Write out the whole listing again, exactly.

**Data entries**

——————

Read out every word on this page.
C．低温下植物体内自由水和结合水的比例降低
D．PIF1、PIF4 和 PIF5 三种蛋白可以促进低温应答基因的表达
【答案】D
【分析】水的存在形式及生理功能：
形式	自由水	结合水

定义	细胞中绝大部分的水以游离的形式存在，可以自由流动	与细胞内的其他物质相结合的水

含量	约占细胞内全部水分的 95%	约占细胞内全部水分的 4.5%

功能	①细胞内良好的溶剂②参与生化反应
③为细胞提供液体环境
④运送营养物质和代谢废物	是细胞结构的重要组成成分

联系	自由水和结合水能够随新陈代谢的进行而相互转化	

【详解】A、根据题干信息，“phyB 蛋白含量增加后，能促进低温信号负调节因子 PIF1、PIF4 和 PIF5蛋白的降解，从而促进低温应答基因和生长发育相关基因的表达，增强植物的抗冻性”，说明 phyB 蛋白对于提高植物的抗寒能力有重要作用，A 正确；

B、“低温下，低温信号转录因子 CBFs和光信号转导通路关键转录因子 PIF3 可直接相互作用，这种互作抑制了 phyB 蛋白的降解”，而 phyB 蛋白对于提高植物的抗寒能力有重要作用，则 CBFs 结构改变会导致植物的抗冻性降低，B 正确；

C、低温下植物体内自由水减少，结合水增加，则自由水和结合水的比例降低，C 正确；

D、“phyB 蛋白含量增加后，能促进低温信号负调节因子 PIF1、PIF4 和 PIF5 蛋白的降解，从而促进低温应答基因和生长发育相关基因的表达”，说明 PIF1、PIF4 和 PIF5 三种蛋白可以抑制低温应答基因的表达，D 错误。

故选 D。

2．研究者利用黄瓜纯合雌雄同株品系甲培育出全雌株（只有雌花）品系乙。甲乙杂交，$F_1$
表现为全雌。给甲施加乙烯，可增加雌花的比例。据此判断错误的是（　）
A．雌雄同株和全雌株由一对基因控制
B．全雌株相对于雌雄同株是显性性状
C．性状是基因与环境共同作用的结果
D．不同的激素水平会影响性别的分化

——————

**SOLUTION**
Read out every word on this page.
C．低温下植物体内自由水和结合水的比例降低
D．PIF1、PIF4 和 PIF5 三种蛋白可以促进低温应答基因的表达
【答案】D
【分析】水的存在形式及生理功能：
形式	自由水	结合水

定义	细胞中绝大部分的水以游离的形式存在，可以自由流动	与细胞内的其他物质相结合的水

含量	约占细胞内全部水分的 95%	约占细胞内全部水分的 4.5%

功能	①细胞内良好的溶剂②参与生化反应
③为细胞提供液体环境
④运送营养物质和代谢废物	是细胞结构的重要组成成分

联系	自由水和结合水能够随新陈代谢的进行而相互转化	

【详解】A、根据题干信息，“phyB 蛋白含量增加后，能促进低温信号负调节因子 PIF1、PIF4 和 PIF5蛋白的降解，从而促进低温应答基因和生长发育相关基因的表达，增强植物的抗冻性”，说明 phyB 蛋白对于提高植物的抗寒能力有重要作用，A 正确；

B、“低温下，低温信号转录因子 CBFs和光信号转导通路关键转录因子 PIF3 可直接相互作用，这种互作抑制了 phyB 蛋白的降解”，而 phyB 蛋白对于提高植物的抗寒能力有重要作用，则 CBFs 结构改变会导致植物的抗冻性降低，B 正确；

C、低温下植物体内自由水减少，结合水增加，则自由水和结合水的比例降低，C 正确；

D、“phyB 蛋白含量增加后，能促进低温信号负调节因子 PIF1、PIF4 和 PIF5 蛋白的降解，从而促进低温应答基因和生长发育相关基因的表达”，说明 PIF1、PIF4 和 PIF5 三种蛋白可以抑制低温应答基因的表达，D 错误。

故选 D。

2．研究者利用黄瓜纯合雌雄同株品系甲培育出全雌株（只有雌花）品系乙。甲乙杂交，$F_1$
表现为全雌。给甲施加乙烯，可增加雌花的比例。据此判断错误的是（　）
A．雌雄同株和全雌株由一对基因控制
B．全雌株相对于雌雄同株是显性性状
C．性状是基因与环境共同作用的结果
D．不同的激素水平会影响性别的分化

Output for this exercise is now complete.